Your task is to repeat the lines below exactly, excluding any pictures they contain.

|---|

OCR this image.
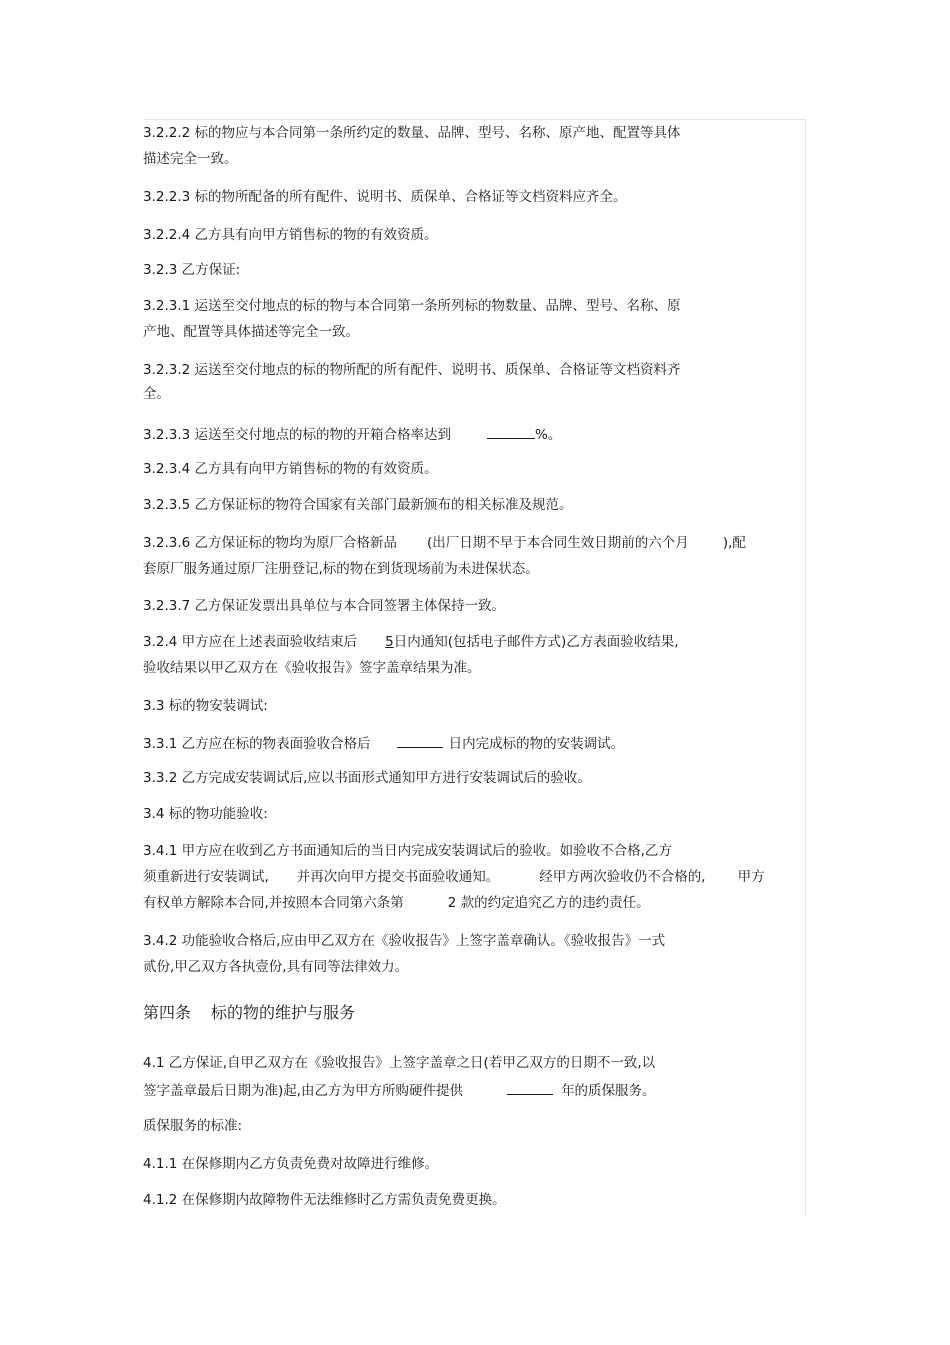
3.2.2.2 标的物应与本合同第一条所约定的数量、品牌、型号、名称、原产地、配置等具体
描述完全一致。
3.2.2.3 标的物所配备的所有配件、说明书、质保单、合格证等文档资料应齐全。
3.2.2.4 乙方具有向甲方销售标的物的有效资质。
3.2.3 乙方保证:
3.2.3.1 运送至交付地点的标的物与本合同第一条所列标的物数量、品牌、型号、名称、原
产地、配置等具体描述等完全一致。
3.2.3.2 运送至交付地点的标的物所配的所有配件、说明书、质保单、合格证等文档资料齐
全。
3.2.3.3 运送至交付地点的标的物的开箱合格率达到	%。
3.2.3.4 乙方具有向甲方销售标的物的有效资质。
3.2.3.5 乙方保证标的物符合国家有关部门最新颁布的相关标准及规范。
3.2.3.6 乙方保证标的物均为原厂合格新品 (出厂日期不早于本合同生效日期前的六个月	),配
套原厂服务通过原厂注册登记,标的物在到货现场前为未进保状态。
3.2.3.7 乙方保证发票出具单位与本合同签署主体保持一致。
3.2.4 甲方应在上述表面验收结束后 5日内通知(包括电子邮件方式)乙方表面验收结果,
验收结果以甲乙双方在《验收报告》签字盖章结果为准。
3.3 标的物安装调试:
3.3.1 乙方应在标的物表面验收合格后	日内完成标的物的安装调试。
3.3.2 乙方完成安装调试后,应以书面形式通知甲方进行安装调试后的验收。
3.4 标的物功能验收:
3.4.1 甲方应在收到乙方书面通知后的当日内完成安装调试后的验收。如验收不合格,乙方
须重新进行安装调试, 并再次向甲方提交书面验收通知。	经甲方两次验收仍不合格的, 甲方
有权单方解除本合同,并按照本合同第六条第	2 款的约定追究乙方的违约责任。
3.4.2 功能验收合格后,应由甲乙双方在《验收报告》上签字盖章确认。《验收报告》一式
贰份,甲乙双方各执壹份,具有同等法律效力。
第四条 标的物的维护与服务
4.1 乙方保证,自甲乙双方在《验收报告》上签字盖章之日(若甲乙双方的日期不一致,以
签字盖章最后日期为准)起,由乙方为甲方所购硬件提供	年的质保服务。
质保服务的标准:
4.1.1 在保修期内乙方负责免费对故障进行维修。
4.1.2 在保修期内故障物件无法维修时乙方需负责免费更换。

|---|

- **ANSWER FOR THIS EXERCISE**:
OCR this image.
3.2.2.2 标的物应与本合同第一条所约定的数量、品牌、型号、名称、原产地、配置等具体
描述完全一致。
3.2.2.3 标的物所配备的所有配件、说明书、质保单、合格证等文档资料应齐全。
3.2.2.4 乙方具有向甲方销售标的物的有效资质。
3.2.3 乙方保证:
3.2.3.1 运送至交付地点的标的物与本合同第一条所列标的物数量、品牌、型号、名称、原
产地、配置等具体描述等完全一致。
3.2.3.2 运送至交付地点的标的物所配的所有配件、说明书、质保单、合格证等文档资料齐
全。
3.2.3.3 运送至交付地点的标的物的开箱合格率达到	%。
3.2.3.4 乙方具有向甲方销售标的物的有效资质。
3.2.3.5 乙方保证标的物符合国家有关部门最新颁布的相关标准及规范。
3.2.3.6 乙方保证标的物均为原厂合格新品 (出厂日期不早于本合同生效日期前的六个月	),配
套原厂服务通过原厂注册登记,标的物在到货现场前为未进保状态。
3.2.3.7 乙方保证发票出具单位与本合同签署主体保持一致。
3.2.4 甲方应在上述表面验收结束后 5日内通知(包括电子邮件方式)乙方表面验收结果,
验收结果以甲乙双方在《验收报告》签字盖章结果为准。
3.3 标的物安装调试:
3.3.1 乙方应在标的物表面验收合格后	日内完成标的物的安装调试。
3.3.2 乙方完成安装调试后,应以书面形式通知甲方进行安装调试后的验收。
3.4 标的物功能验收:
3.4.1 甲方应在收到乙方书面通知后的当日内完成安装调试后的验收。如验收不合格,乙方
须重新进行安装调试, 并再次向甲方提交书面验收通知。	经甲方两次验收仍不合格的, 甲方
有权单方解除本合同,并按照本合同第六条第	2 款的约定追究乙方的违约责任。
3.4.2 功能验收合格后,应由甲乙双方在《验收报告》上签字盖章确认。《验收报告》一式
贰份,甲乙双方各执壹份,具有同等法律效力。
第四条 标的物的维护与服务
4.1 乙方保证,自甲乙双方在《验收报告》上签字盖章之日(若甲乙双方的日期不一致,以
签字盖章最后日期为准)起,由乙方为甲方所购硬件提供	年的质保服务。
质保服务的标准:
4.1.1 在保修期内乙方负责免费对故障进行维修。
4.1.2 在保修期内故障物件无法维修时乙方需负责免费更换。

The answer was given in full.